Tell me how many lines hold "window", please, using only the number.

[Records contained in a dataset]
* * * * *

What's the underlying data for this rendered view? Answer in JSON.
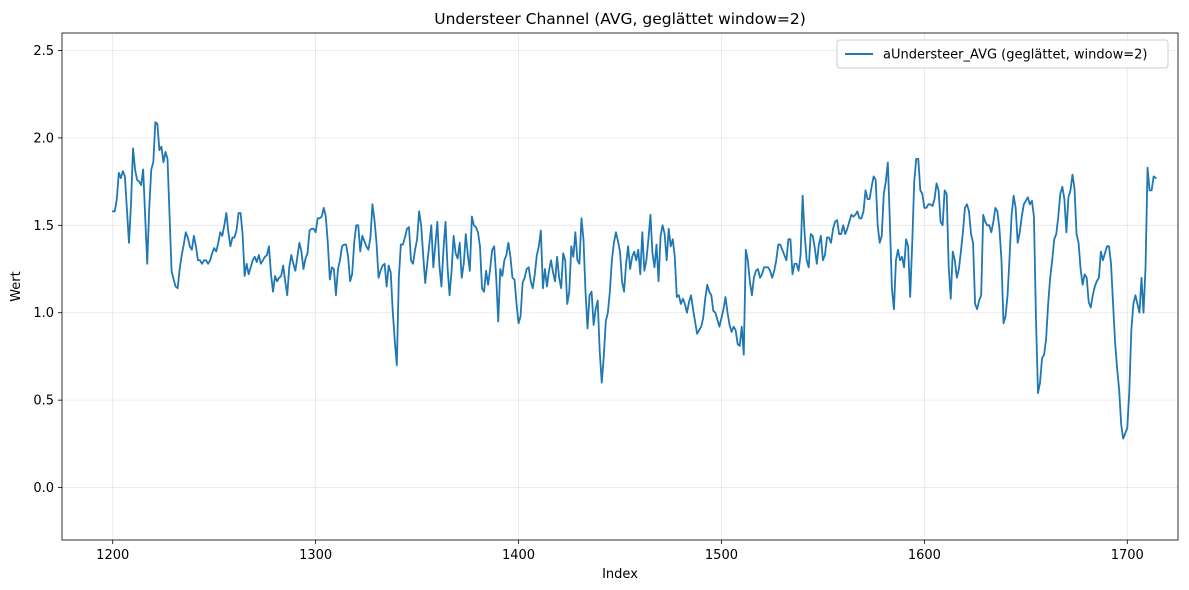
{
  "chart_data": {
    "type": "line",
    "title": "Understeer Channel (AVG, geglättet window=2)",
    "xlabel": "Index",
    "ylabel": "Wert",
    "xlim": [
      1175,
      1725
    ],
    "ylim": [
      -0.3,
      2.6
    ],
    "xticks": [
      1200,
      1300,
      1400,
      1500,
      1600,
      1700
    ],
    "yticks": [
      0.0,
      0.5,
      1.0,
      1.5,
      2.0,
      2.5
    ],
    "xtick_labels": [
      "1200",
      "1300",
      "1400",
      "1500",
      "1600",
      "1700"
    ],
    "ytick_labels": [
      "0.0",
      "0.5",
      "1.0",
      "1.5",
      "2.0",
      "2.5"
    ],
    "grid": true,
    "legend_position": "top-right",
    "series": [
      {
        "name": "aUndersteer_AVG (geglättet, window=2)",
        "color": "#1f77b4",
        "x_start": 1200,
        "x_step": 1,
        "values": [
          1.58,
          1.58,
          1.65,
          1.8,
          1.77,
          1.81,
          1.78,
          1.59,
          1.4,
          1.62,
          1.94,
          1.82,
          1.76,
          1.75,
          1.73,
          1.82,
          1.55,
          1.28,
          1.6,
          1.82,
          1.86,
          2.09,
          2.08,
          1.93,
          1.95,
          1.86,
          1.92,
          1.88,
          1.56,
          1.24,
          1.19,
          1.15,
          1.14,
          1.25,
          1.33,
          1.39,
          1.46,
          1.43,
          1.38,
          1.36,
          1.44,
          1.38,
          1.3,
          1.3,
          1.28,
          1.3,
          1.3,
          1.28,
          1.3,
          1.34,
          1.37,
          1.35,
          1.4,
          1.46,
          1.44,
          1.5,
          1.57,
          1.46,
          1.38,
          1.43,
          1.43,
          1.47,
          1.57,
          1.57,
          1.45,
          1.21,
          1.28,
          1.22,
          1.26,
          1.3,
          1.32,
          1.29,
          1.33,
          1.28,
          1.3,
          1.32,
          1.33,
          1.38,
          1.22,
          1.12,
          1.21,
          1.18,
          1.2,
          1.21,
          1.27,
          1.18,
          1.1,
          1.26,
          1.33,
          1.28,
          1.24,
          1.32,
          1.4,
          1.35,
          1.25,
          1.31,
          1.34,
          1.47,
          1.48,
          1.48,
          1.46,
          1.54,
          1.54,
          1.55,
          1.6,
          1.55,
          1.4,
          1.19,
          1.26,
          1.25,
          1.1,
          1.25,
          1.3,
          1.38,
          1.39,
          1.39,
          1.32,
          1.18,
          1.22,
          1.4,
          1.5,
          1.5,
          1.35,
          1.44,
          1.41,
          1.38,
          1.36,
          1.43,
          1.62,
          1.53,
          1.4,
          1.2,
          1.24,
          1.27,
          1.28,
          1.15,
          1.27,
          1.23,
          1.01,
          0.84,
          0.7,
          1.2,
          1.39,
          1.39,
          1.43,
          1.48,
          1.49,
          1.3,
          1.28,
          1.36,
          1.42,
          1.58,
          1.5,
          1.33,
          1.17,
          1.28,
          1.39,
          1.5,
          1.26,
          1.39,
          1.52,
          1.27,
          1.15,
          1.36,
          1.52,
          1.26,
          1.1,
          1.24,
          1.44,
          1.34,
          1.31,
          1.4,
          1.2,
          1.28,
          1.45,
          1.33,
          1.24,
          1.55,
          1.5,
          1.49,
          1.46,
          1.38,
          1.14,
          1.12,
          1.24,
          1.16,
          1.25,
          1.36,
          1.38,
          1.2,
          0.95,
          1.25,
          1.21,
          1.3,
          1.33,
          1.4,
          1.32,
          1.2,
          1.19,
          1.05,
          0.94,
          0.98,
          1.17,
          1.2,
          1.25,
          1.26,
          1.18,
          1.14,
          1.22,
          1.33,
          1.38,
          1.47,
          1.14,
          1.25,
          1.15,
          1.24,
          1.3,
          1.23,
          1.18,
          1.32,
          1.2,
          1.14,
          1.34,
          1.3,
          1.05,
          1.12,
          1.38,
          1.32,
          1.46,
          1.3,
          1.28,
          1.54,
          1.42,
          1.12,
          0.91,
          1.1,
          1.12,
          0.93,
          1.02,
          1.07,
          0.78,
          0.6,
          0.75,
          0.95,
          1.0,
          1.12,
          1.3,
          1.4,
          1.46,
          1.41,
          1.35,
          1.18,
          1.12,
          1.28,
          1.38,
          1.25,
          1.32,
          1.35,
          1.3,
          1.36,
          1.22,
          1.46,
          1.24,
          1.3,
          1.42,
          1.56,
          1.34,
          1.26,
          1.39,
          1.18,
          1.44,
          1.5,
          1.45,
          1.3,
          1.48,
          1.38,
          1.42,
          1.32,
          1.09,
          1.1,
          1.05,
          1.08,
          1.05,
          1.0,
          1.06,
          1.1,
          1.02,
          0.95,
          0.88,
          0.9,
          0.92,
          0.97,
          1.08,
          1.16,
          1.12,
          1.1,
          1.01,
          1.0,
          0.96,
          0.92,
          0.97,
          1.02,
          1.09,
          1.0,
          0.93,
          0.89,
          0.92,
          0.9,
          0.82,
          0.81,
          0.92,
          0.76,
          1.36,
          1.3,
          1.18,
          1.1,
          1.2,
          1.24,
          1.25,
          1.2,
          1.22,
          1.26,
          1.26,
          1.26,
          1.24,
          1.2,
          1.24,
          1.3,
          1.39,
          1.39,
          1.36,
          1.33,
          1.3,
          1.42,
          1.42,
          1.22,
          1.28,
          1.28,
          1.24,
          1.33,
          1.67,
          1.45,
          1.3,
          1.26,
          1.45,
          1.44,
          1.37,
          1.28,
          1.39,
          1.44,
          1.3,
          1.33,
          1.43,
          1.43,
          1.4,
          1.48,
          1.52,
          1.53,
          1.45,
          1.45,
          1.5,
          1.45,
          1.48,
          1.52,
          1.56,
          1.55,
          1.56,
          1.58,
          1.54,
          1.54,
          1.58,
          1.7,
          1.65,
          1.65,
          1.72,
          1.78,
          1.76,
          1.5,
          1.4,
          1.44,
          1.68,
          1.75,
          1.86,
          1.52,
          1.14,
          1.02,
          1.3,
          1.36,
          1.3,
          1.32,
          1.26,
          1.42,
          1.38,
          1.09,
          1.39,
          1.75,
          1.88,
          1.88,
          1.7,
          1.68,
          1.6,
          1.6,
          1.62,
          1.62,
          1.61,
          1.65,
          1.74,
          1.7,
          1.52,
          1.5,
          1.7,
          1.68,
          1.26,
          1.08,
          1.35,
          1.3,
          1.2,
          1.25,
          1.35,
          1.46,
          1.6,
          1.62,
          1.58,
          1.45,
          1.4,
          1.05,
          1.02,
          1.07,
          1.1,
          1.56,
          1.52,
          1.5,
          1.5,
          1.46,
          1.52,
          1.6,
          1.58,
          1.48,
          1.3,
          0.94,
          0.98,
          1.1,
          1.32,
          1.56,
          1.67,
          1.6,
          1.4,
          1.46,
          1.55,
          1.62,
          1.64,
          1.66,
          1.62,
          1.64,
          1.55,
          0.97,
          0.54,
          0.6,
          0.74,
          0.76,
          0.85,
          1.05,
          1.2,
          1.3,
          1.42,
          1.45,
          1.55,
          1.68,
          1.72,
          1.65,
          1.46,
          1.66,
          1.7,
          1.79,
          1.71,
          1.45,
          1.4,
          1.25,
          1.16,
          1.22,
          1.2,
          1.06,
          1.03,
          1.1,
          1.15,
          1.18,
          1.2,
          1.35,
          1.3,
          1.34,
          1.38,
          1.38,
          1.28,
          1.05,
          0.83,
          0.68,
          0.56,
          0.36,
          0.28,
          0.31,
          0.34,
          0.55,
          0.9,
          1.05,
          1.1,
          1.05,
          1.0,
          1.2,
          1.0,
          1.26,
          1.83,
          1.7,
          1.7,
          1.78,
          1.77
        ]
      }
    ]
  }
}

* * * * *

**FULL ANSWER:**
2